## Stated exercise
Please retype all of the material below word for word, line by line, and leave the picture out of your answer.

## Record set
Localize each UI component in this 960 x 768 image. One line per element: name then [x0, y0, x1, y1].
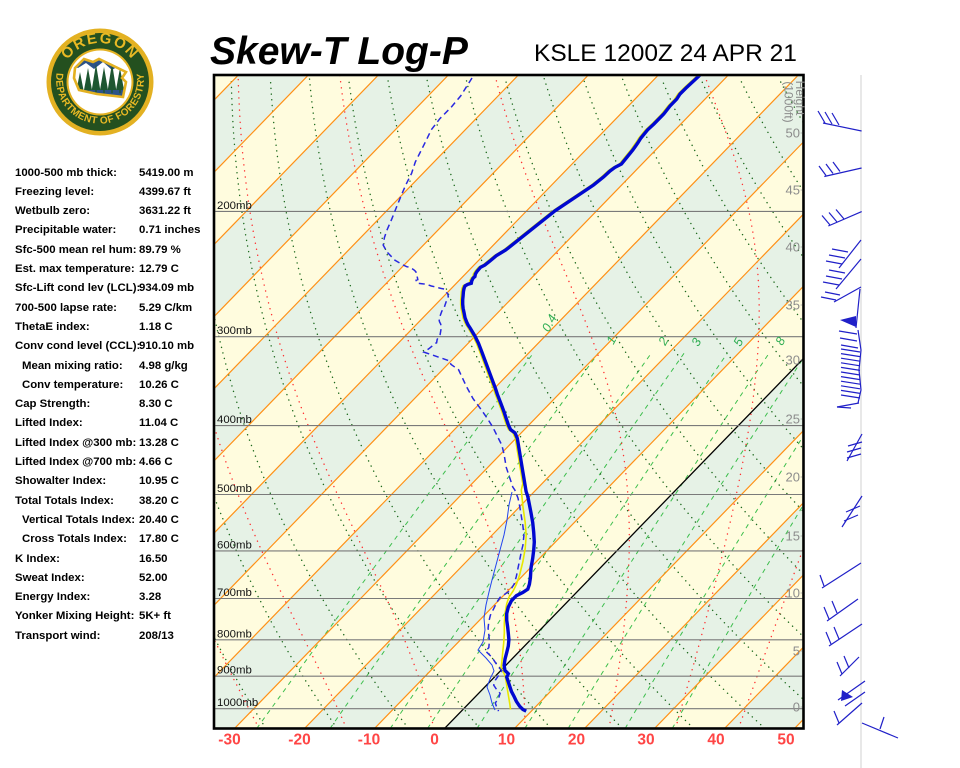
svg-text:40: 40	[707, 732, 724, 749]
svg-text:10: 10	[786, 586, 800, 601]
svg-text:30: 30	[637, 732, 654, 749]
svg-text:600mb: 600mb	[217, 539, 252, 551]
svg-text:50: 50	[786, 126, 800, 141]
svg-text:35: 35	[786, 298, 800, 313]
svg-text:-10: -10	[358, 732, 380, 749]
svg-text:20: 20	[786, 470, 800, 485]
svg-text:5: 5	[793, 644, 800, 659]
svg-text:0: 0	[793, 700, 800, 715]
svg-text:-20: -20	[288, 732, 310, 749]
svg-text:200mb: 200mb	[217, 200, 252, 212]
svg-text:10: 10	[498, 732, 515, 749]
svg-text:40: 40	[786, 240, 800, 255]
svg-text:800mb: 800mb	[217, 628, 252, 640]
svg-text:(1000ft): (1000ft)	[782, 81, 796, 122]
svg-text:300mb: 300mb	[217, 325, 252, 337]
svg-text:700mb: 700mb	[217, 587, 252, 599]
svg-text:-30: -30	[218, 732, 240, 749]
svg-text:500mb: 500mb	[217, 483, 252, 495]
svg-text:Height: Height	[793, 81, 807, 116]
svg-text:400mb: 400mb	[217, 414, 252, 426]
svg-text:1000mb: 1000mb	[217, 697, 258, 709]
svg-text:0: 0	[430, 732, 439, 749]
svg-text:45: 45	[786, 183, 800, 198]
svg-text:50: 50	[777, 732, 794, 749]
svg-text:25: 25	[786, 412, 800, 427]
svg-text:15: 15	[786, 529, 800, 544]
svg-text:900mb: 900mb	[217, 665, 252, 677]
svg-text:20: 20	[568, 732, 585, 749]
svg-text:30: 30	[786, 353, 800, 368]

## Finished answer
Localize each UI component in this 960 x 768 image. One line per element: name then [x0, y0, x1, y1].
svg-text:40: 40	[707, 732, 724, 749]
svg-text:10: 10	[786, 586, 800, 601]
svg-text:30: 30	[637, 732, 654, 749]
svg-text:600mb: 600mb	[217, 539, 252, 551]
svg-text:50: 50	[786, 126, 800, 141]
svg-text:35: 35	[786, 298, 800, 313]
svg-text:-10: -10	[358, 732, 380, 749]
svg-text:20: 20	[786, 470, 800, 485]
svg-text:5: 5	[793, 644, 800, 659]
svg-text:0: 0	[793, 700, 800, 715]
svg-text:-20: -20	[288, 732, 310, 749]
svg-text:200mb: 200mb	[217, 200, 252, 212]
svg-text:10: 10	[498, 732, 515, 749]
svg-text:40: 40	[786, 240, 800, 255]
svg-text:800mb: 800mb	[217, 628, 252, 640]
svg-text:(1000ft): (1000ft)	[782, 81, 796, 122]
svg-text:300mb: 300mb	[217, 325, 252, 337]
svg-text:700mb: 700mb	[217, 587, 252, 599]
svg-text:-30: -30	[218, 732, 240, 749]
svg-text:500mb: 500mb	[217, 483, 252, 495]
svg-text:Height: Height	[793, 81, 807, 116]
svg-text:400mb: 400mb	[217, 414, 252, 426]
svg-text:1000mb: 1000mb	[217, 697, 258, 709]
svg-text:0: 0	[430, 732, 439, 749]
svg-text:45: 45	[786, 183, 800, 198]
svg-text:50: 50	[777, 732, 794, 749]
svg-text:25: 25	[786, 412, 800, 427]
svg-text:15: 15	[786, 529, 800, 544]
svg-text:900mb: 900mb	[217, 665, 252, 677]
svg-text:20: 20	[568, 732, 585, 749]
svg-text:30: 30	[786, 353, 800, 368]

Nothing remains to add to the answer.